◆ DATA FOR PROCESSING ◆
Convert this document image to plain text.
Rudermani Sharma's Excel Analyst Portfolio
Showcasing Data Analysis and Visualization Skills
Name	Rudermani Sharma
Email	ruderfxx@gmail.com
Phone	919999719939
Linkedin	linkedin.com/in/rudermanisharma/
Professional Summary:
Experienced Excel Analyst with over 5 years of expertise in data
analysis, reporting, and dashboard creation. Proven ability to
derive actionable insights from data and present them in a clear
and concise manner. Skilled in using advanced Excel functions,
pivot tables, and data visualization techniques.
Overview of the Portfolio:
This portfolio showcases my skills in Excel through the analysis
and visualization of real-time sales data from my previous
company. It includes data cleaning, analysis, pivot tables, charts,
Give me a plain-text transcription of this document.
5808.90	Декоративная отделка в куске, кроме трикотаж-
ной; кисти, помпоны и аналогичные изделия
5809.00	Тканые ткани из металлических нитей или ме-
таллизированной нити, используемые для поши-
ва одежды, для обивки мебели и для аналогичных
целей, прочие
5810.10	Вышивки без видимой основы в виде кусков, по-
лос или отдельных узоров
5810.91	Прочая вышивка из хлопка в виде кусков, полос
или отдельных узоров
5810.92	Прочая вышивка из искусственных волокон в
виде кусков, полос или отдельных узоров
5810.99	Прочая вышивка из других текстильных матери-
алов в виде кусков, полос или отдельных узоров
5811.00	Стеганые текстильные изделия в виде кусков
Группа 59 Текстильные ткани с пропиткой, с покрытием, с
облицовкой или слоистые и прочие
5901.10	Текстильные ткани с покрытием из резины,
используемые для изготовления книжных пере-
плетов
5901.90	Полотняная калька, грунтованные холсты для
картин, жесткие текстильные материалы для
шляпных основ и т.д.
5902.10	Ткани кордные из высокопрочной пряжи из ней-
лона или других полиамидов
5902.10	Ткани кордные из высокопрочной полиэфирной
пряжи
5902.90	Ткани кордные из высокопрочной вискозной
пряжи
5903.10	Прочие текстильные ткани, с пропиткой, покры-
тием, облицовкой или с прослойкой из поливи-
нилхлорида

...

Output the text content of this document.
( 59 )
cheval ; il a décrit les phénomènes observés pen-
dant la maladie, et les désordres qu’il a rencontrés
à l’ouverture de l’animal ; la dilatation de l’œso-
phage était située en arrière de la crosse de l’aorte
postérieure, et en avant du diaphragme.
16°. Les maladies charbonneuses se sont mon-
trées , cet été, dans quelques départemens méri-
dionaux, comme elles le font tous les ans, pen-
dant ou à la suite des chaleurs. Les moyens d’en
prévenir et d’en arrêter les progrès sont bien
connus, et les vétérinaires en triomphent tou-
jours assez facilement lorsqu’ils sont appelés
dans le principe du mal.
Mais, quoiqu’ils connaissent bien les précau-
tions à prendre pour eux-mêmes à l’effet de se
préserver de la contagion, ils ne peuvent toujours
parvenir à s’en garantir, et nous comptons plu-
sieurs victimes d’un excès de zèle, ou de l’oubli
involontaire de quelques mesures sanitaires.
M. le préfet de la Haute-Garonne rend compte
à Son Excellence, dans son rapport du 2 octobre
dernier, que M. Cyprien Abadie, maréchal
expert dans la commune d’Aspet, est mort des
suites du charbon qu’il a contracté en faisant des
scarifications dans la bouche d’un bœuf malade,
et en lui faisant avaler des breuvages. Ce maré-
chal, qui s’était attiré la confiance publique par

◆ WRITTEN INSTRUCTION ◆
Show every line from the entries above in which the word "sont" appears.

◆ EXERCISE SOLUTION ◆
16°. Les maladies charbonneuses se sont mon-
prévenir et d’en arrêter les progrès sont bien
jours assez facilement lorsqu’ils sont appelés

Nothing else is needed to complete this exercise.